--- start of Passage given ---

Each partition has multiple replicas distributed across availability zones. Together, these replicas form a replication group and improve the partition’s availability and durability.

A replication group consists of storage replicas that contain both the write-ahead logs and the B-tree that stores the key value data. Also, a group can contain replicas that only store write-ahead log entries and not the key-value data. These replicas are known as log replicas. We will learn more about their usage in a later section.

But whenever you replicate data across multiple nodes, guaranteeing a consensus becomes a big issue. What if each partition has a different value for a particular key?

The replication group uses Multi-Paxos for consensus and leader election. The leader is a key player within the replication group:

The leader serves all write requests. On receiving a write request, the leader of the group generates a write-ahead log record and sends it to the other replicas. A write is acknowledged to the application once a quorum of replicas stores the log record to their local write-ahead logs.
The leader also serves strongly consistent read requests. On the other hand, any other replica can serve eventually consistent reads.

But what happens if the leader goes down?

The leader of a replication group maintains its leadership using a lease mechanism. If the leader of the group fails and this failure is detected by any of the other replicas, the replica can propose a new round of the election to elect itself as the new leader.

DynamoDB Request Flow

DynamoDB consists of tens of microservices. However, there are a few core services that carry out the most critical functionality within the request flow.

The below diagram shows the request flow on a high level.

Let’s understand how it works in a step-by-step manner.

Requests arrive at the request router service. This service is responsible for routing each request to the appropriate storage node. However, it needs to call other services to make the routing decision.
The request router first checks whether the request is valid by calling the authentication service. The authentication service is hooked to the AWS IAM and helps determine whether the operation being performed on a given table is authorized.
Next, the request router fetches the routing information from the metadata service. The metadata service stores routing information about the tables, indexes, and replication groups for keys of a given table or index.
The request router also checks the global admission control to make sure that the request doesn’t exceed the resource limit for the table.
Lastly, if everything checks out, the request router calls the storage service to store the data on a fleet of storage nodes. Each storage node hosts many replicas belonging to different partitions.

Hot Partitions and Throughput Dilution

As you may have noticed, partitioning is a key selling point for DynamoDB. It provides a way to dynamically scale both the capacity and performance of tables as the demand changes.

In the initial release, DynamoDB allowed customers to explicitly specify the throughput requirements for a table in terms of read capacity units (RCUs) and write capacity units (WCUs). As the demand from a table changed (based on size and load), it could be split into partitions.

--- end of Passage given ---
--- start of Data listing ---

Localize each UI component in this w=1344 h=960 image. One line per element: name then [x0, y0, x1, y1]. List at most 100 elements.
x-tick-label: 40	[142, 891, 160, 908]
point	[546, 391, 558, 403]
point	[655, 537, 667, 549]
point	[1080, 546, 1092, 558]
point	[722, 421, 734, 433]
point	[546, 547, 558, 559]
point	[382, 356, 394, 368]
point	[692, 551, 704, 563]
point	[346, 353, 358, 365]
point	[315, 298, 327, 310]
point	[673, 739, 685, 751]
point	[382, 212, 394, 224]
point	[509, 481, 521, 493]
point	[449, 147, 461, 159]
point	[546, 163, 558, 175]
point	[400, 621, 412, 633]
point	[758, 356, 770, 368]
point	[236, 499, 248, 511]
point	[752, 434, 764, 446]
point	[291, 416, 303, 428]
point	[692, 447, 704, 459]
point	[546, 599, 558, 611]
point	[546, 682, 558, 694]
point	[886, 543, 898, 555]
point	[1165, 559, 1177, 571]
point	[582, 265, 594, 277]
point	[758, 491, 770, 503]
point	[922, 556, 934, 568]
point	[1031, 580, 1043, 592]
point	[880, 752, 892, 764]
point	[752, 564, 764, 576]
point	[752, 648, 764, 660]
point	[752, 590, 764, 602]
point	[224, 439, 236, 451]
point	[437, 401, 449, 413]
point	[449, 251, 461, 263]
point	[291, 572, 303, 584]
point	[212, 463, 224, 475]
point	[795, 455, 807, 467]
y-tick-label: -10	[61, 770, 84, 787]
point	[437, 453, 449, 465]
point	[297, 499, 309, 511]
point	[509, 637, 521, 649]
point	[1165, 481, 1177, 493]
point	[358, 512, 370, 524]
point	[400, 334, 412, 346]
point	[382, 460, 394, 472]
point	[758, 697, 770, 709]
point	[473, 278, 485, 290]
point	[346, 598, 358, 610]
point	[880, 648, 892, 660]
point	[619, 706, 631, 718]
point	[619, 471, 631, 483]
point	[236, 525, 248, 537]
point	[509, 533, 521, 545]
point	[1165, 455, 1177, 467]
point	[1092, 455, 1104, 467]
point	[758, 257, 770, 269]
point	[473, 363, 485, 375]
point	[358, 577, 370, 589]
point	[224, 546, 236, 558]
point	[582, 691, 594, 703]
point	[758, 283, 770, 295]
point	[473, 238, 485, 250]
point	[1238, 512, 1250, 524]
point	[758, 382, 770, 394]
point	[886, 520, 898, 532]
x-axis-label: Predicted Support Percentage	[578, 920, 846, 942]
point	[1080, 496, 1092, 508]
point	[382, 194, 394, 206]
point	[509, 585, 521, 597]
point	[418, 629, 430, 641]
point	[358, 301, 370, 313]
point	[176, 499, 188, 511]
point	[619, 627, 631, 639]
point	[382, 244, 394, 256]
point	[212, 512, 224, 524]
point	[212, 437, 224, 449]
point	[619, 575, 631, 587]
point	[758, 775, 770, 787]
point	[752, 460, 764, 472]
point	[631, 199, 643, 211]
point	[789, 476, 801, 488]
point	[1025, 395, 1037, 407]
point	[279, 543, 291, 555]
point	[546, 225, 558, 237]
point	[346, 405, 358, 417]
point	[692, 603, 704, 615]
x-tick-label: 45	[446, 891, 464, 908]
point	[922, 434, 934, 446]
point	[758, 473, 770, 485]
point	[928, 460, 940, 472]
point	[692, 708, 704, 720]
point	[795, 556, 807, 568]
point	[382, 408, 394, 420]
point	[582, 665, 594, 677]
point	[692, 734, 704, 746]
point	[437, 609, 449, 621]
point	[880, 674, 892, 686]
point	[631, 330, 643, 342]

--- end of Data listing ---

§ **Tasks for this exercise**
1. Restate more briefly, as a list, the paragraph of the DynamoDB passage that begins "The leader serves all write requests."
2. According to the DynamoDB passage, what does a replication group use for consensus and leader election?
3. From the DynamoDB passage, reproduce the text starting with "Let’s understand how" and going on through "the routing decision.".

§ **Worked answers**
1.
- The leader handles every write request.
- For each write, it creates a write-ahead log record and sends it to the other replicas.
- The application gets an acknowledgment once a quorum of replicas has stored that record in their local write-ahead logs.

2. Multi-Paxos.

3.
Let’s understand how it works in a step-by-step manner.

Requests arrive at the request router service. This service is responsible for routing each request to the appropriate storage node. However, it needs to call other services to make the routing decision.